++++ Record set ++++

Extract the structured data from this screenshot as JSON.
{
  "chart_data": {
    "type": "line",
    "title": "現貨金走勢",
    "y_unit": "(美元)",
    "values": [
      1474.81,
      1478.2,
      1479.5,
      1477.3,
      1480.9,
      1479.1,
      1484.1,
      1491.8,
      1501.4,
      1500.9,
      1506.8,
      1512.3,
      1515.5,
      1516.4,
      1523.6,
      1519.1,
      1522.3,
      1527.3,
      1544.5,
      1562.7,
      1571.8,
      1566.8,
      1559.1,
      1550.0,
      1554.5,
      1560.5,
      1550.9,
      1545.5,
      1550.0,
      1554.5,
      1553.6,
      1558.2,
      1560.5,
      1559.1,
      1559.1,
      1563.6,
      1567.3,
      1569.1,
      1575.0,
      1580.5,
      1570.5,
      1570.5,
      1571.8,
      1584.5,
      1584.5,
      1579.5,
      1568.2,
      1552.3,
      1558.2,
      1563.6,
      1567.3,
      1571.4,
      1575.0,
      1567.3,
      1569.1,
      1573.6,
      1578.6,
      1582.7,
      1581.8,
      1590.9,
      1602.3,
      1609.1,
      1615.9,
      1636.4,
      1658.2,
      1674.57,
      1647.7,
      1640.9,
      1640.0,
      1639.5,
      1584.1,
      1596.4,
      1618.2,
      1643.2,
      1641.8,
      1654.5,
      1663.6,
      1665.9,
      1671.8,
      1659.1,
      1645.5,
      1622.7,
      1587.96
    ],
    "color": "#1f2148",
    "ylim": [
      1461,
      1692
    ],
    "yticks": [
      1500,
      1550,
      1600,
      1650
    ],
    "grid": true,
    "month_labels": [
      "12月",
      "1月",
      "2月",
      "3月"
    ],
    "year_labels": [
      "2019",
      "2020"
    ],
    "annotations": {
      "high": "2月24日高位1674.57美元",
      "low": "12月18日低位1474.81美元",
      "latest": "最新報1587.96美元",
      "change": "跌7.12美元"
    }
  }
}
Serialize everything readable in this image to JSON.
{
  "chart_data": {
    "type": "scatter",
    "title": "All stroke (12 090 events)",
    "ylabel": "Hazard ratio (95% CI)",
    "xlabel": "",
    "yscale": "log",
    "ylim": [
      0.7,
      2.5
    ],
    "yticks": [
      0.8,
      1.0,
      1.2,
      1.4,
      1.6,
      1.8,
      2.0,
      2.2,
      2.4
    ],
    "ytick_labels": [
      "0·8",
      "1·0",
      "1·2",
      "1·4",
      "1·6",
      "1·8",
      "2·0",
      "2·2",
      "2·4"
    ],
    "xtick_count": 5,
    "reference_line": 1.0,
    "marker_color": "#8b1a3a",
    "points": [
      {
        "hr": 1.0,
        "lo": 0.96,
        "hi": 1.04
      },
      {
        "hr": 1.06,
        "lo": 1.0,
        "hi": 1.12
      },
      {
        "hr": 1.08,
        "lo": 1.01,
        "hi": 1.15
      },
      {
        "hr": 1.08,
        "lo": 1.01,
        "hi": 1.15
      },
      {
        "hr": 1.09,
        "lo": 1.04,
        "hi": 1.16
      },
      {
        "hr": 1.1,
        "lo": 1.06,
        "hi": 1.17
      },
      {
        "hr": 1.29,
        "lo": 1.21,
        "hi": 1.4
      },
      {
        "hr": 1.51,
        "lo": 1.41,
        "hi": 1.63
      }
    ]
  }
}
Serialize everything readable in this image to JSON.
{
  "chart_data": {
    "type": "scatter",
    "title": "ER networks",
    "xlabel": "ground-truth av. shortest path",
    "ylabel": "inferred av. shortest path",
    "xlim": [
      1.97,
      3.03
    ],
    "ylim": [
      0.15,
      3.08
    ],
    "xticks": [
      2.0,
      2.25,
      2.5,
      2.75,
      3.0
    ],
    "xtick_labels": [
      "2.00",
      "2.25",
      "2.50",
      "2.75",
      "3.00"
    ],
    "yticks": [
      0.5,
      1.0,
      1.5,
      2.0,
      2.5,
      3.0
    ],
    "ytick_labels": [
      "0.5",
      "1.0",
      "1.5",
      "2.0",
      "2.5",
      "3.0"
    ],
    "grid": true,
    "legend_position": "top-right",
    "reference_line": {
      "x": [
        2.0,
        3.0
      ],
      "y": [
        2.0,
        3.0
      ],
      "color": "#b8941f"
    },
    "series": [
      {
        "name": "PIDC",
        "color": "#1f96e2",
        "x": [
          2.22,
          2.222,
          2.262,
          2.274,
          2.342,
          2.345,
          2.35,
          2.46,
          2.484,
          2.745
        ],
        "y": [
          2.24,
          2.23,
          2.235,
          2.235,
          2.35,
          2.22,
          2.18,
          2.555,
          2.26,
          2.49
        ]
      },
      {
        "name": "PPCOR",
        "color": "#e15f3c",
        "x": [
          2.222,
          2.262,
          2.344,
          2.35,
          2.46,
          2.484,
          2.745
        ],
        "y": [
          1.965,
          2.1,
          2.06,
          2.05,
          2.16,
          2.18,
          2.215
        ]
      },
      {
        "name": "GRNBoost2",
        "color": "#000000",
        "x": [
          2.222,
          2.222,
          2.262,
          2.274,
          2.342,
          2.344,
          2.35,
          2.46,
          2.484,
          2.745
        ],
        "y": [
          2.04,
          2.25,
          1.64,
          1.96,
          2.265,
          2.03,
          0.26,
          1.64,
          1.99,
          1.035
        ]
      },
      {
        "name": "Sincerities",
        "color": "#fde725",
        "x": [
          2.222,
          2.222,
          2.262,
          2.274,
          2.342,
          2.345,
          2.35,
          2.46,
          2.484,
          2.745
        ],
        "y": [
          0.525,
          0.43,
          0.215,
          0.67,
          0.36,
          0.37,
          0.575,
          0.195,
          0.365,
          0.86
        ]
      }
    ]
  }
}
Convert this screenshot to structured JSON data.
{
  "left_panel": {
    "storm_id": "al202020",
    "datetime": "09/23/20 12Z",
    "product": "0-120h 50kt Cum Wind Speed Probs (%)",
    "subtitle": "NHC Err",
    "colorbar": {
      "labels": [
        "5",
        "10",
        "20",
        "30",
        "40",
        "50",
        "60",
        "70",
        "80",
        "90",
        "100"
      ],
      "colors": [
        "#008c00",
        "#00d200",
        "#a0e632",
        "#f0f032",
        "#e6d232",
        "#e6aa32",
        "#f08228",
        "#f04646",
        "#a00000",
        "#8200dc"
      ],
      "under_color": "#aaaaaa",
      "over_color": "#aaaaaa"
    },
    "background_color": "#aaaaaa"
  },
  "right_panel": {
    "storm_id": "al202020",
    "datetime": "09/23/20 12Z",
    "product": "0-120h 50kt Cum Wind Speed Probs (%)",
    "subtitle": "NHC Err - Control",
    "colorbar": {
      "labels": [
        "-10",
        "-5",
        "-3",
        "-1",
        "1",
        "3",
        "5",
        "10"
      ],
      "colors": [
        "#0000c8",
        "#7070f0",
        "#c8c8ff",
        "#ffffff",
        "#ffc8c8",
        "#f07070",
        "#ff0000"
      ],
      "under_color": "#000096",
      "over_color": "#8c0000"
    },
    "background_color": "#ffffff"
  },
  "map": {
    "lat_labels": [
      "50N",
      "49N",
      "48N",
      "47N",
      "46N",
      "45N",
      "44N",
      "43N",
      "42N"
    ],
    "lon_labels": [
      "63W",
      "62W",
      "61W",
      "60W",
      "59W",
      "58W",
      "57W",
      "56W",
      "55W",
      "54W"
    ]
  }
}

++++

### Work required
Return every line exactly.

### Correct response
Extract the structured data from this screenshot as JSON.
{
  "chart_data": {
    "type": "line",
    "title": "現貨金走勢",
    "y_unit": "(美元)",
    "values": [
      1474.81,
      1478.2,
      1479.5,
      1477.3,
      1480.9,
      1479.1,
      1484.1,
      1491.8,
      1501.4,
      1500.9,
      1506.8,
      1512.3,
      1515.5,
      1516.4,
      1523.6,
      1519.1,
      1522.3,
      1527.3,
      1544.5,
      1562.7,
      1571.8,
      1566.8,
      1559.1,
      1550.0,
      1554.5,
      1560.5,
      1550.9,
      1545.5,
      1550.0,
      1554.5,
      1553.6,
      1558.2,
      1560.5,
      1559.1,
      1559.1,
      1563.6,
      1567.3,
      1569.1,
      1575.0,
      1580.5,
      1570.5,
      1570.5,
      1571.8,
      1584.5,
      1584.5,
      1579.5,
      1568.2,
      1552.3,
      1558.2,
      1563.6,
      1567.3,
      1571.4,
      1575.0,
      1567.3,
      1569.1,
      1573.6,
      1578.6,
      1582.7,
      1581.8,
      1590.9,
      1602.3,
      1609.1,
      1615.9,
      1636.4,
      1658.2,
      1674.57,
      1647.7,
      1640.9,
      1640.0,
      1639.5,
      1584.1,
      1596.4,
      1618.2,
      1643.2,
      1641.8,
      1654.5,
      1663.6,
      1665.9,
      1671.8,
      1659.1,
      1645.5,
      1622.7,
      1587.96
    ],
    "color": "#1f2148",
    "ylim": [
      1461,
      1692
    ],
    "yticks": [
      1500,
      1550,
      1600,
      1650
    ],
    "grid": true,
    "month_labels": [
      "12月",
      "1月",
      "2月",
      "3月"
    ],
    "year_labels": [
      "2019",
      "2020"
    ],
    "annotations": {
      "high": "2月24日高位1674.57美元",
      "low": "12月18日低位1474.81美元",
      "latest": "最新報1587.96美元",
      "change": "跌7.12美元"
    }
  }
}
Serialize everything readable in this image to JSON.
{
  "chart_data": {
    "type": "scatter",
    "title": "All stroke (12 090 events)",
    "ylabel": "Hazard ratio (95% CI)",
    "xlabel": "",
    "yscale": "log",
    "ylim": [
      0.7,
      2.5
    ],
    "yticks": [
      0.8,
      1.0,
      1.2,
      1.4,
      1.6,
      1.8,
      2.0,
      2.2,
      2.4
    ],
    "ytick_labels": [
      "0·8",
      "1·0",
      "1·2",
      "1·4",
      "1·6",
      "1·8",
      "2·0",
      "2·2",
      "2·4"
    ],
    "xtick_count": 5,
    "reference_line": 1.0,
    "marker_color": "#8b1a3a",
    "points": [
      {
        "hr": 1.0,
        "lo": 0.96,
        "hi": 1.04
      },
      {
        "hr": 1.06,
        "lo": 1.0,
        "hi": 1.12
      },
      {
        "hr": 1.08,
        "lo": 1.01,
        "hi": 1.15
      },
      {
        "hr": 1.08,
        "lo": 1.01,
        "hi": 1.15
      },
      {
        "hr": 1.09,
        "lo": 1.04,
        "hi": 1.16
      },
      {
        "hr": 1.1,
        "lo": 1.06,
        "hi": 1.17
      },
      {
        "hr": 1.29,
        "lo": 1.21,
        "hi": 1.4
      },
      {
        "hr": 1.51,
        "lo": 1.41,
        "hi": 1.63
      }
    ]
  }
}
Serialize everything readable in this image to JSON.
{
  "chart_data": {
    "type": "scatter",
    "title": "ER networks",
    "xlabel": "ground-truth av. shortest path",
    "ylabel": "inferred av. shortest path",
    "xlim": [
      1.97,
      3.03
    ],
    "ylim": [
      0.15,
      3.08
    ],
    "xticks": [
      2.0,
      2.25,
      2.5,
      2.75,
      3.0
    ],
    "xtick_labels": [
      "2.00",
      "2.25",
      "2.50",
      "2.75",
      "3.00"
    ],
    "yticks": [
      0.5,
      1.0,
      1.5,
      2.0,
      2.5,
      3.0
    ],
    "ytick_labels": [
      "0.5",
      "1.0",
      "1.5",
      "2.0",
      "2.5",
      "3.0"
    ],
    "grid": true,
    "legend_position": "top-right",
    "reference_line": {
      "x": [
        2.0,
        3.0
      ],
      "y": [
        2.0,
        3.0
      ],
      "color": "#b8941f"
    },
    "series": [
      {
        "name": "PIDC",
        "color": "#1f96e2",
        "x": [
          2.22,
          2.222,
          2.262,
          2.274,
          2.342,
          2.345,
          2.35,
          2.46,
          2.484,
          2.745
        ],
        "y": [
          2.24,
          2.23,
          2.235,
          2.235,
          2.35,
          2.22,
          2.18,
          2.555,
          2.26,
          2.49
        ]
      },
      {
        "name": "PPCOR",
        "color": "#e15f3c",
        "x": [
          2.222,
          2.262,
          2.344,
          2.35,
          2.46,
          2.484,
          2.745
        ],
        "y": [
          1.965,
          2.1,
          2.06,
          2.05,
          2.16,
          2.18,
          2.215
        ]
      },
      {
        "name": "GRNBoost2",
        "color": "#000000",
        "x": [
          2.222,
          2.222,
          2.262,
          2.274,
          2.342,
          2.344,
          2.35,
          2.46,
          2.484,
          2.745
        ],
        "y": [
          2.04,
          2.25,
          1.64,
          1.96,
          2.265,
          2.03,
          0.26,
          1.64,
          1.99,
          1.035
        ]
      },
      {
        "name": "Sincerities",
        "color": "#fde725",
        "x": [
          2.222,
          2.222,
          2.262,
          2.274,
          2.342,
          2.345,
          2.35,
          2.46,
          2.484,
          2.745
        ],
        "y": [
          0.525,
          0.43,
          0.215,
          0.67,
          0.36,
          0.37,
          0.575,
          0.195,
          0.365,
          0.86
        ]
      }
    ]
  }
}
Convert this screenshot to structured JSON data.
{
  "left_panel": {
    "storm_id": "al202020",
    "datetime": "09/23/20 12Z",
    "product": "0-120h 50kt Cum Wind Speed Probs (%)",
    "subtitle": "NHC Err",
    "colorbar": {
      "labels": [
        "5",
        "10",
        "20",
        "30",
        "40",
        "50",
        "60",
        "70",
        "80",
        "90",
        "100"
      ],
      "colors": [
        "#008c00",
        "#00d200",
        "#a0e632",
        "#f0f032",
        "#e6d232",
        "#e6aa32",
        "#f08228",
        "#f04646",
        "#a00000",
        "#8200dc"
      ],
      "under_color": "#aaaaaa",
      "over_color": "#aaaaaa"
    },
    "background_color": "#aaaaaa"
  },
  "right_panel": {
    "storm_id": "al202020",
    "datetime": "09/23/20 12Z",
    "product": "0-120h 50kt Cum Wind Speed Probs (%)",
    "subtitle": "NHC Err - Control",
    "colorbar": {
      "labels": [
        "-10",
        "-5",
        "-3",
        "-1",
        "1",
        "3",
        "5",
        "10"
      ],
      "colors": [
        "#0000c8",
        "#7070f0",
        "#c8c8ff",
        "#ffffff",
        "#ffc8c8",
        "#f07070",
        "#ff0000"
      ],
      "under_color": "#000096",
      "over_color": "#8c0000"
    },
    "background_color": "#ffffff"
  },
  "map": {
    "lat_labels": [
      "50N",
      "49N",
      "48N",
      "47N",
      "46N",
      "45N",
      "44N",
      "43N",
      "42N"
    ],
    "lon_labels": [
      "63W",
      "62W",
      "61W",
      "60W",
      "59W",
      "58W",
      "57W",
      "56W",
      "55W",
      "54W"
    ]
  }
}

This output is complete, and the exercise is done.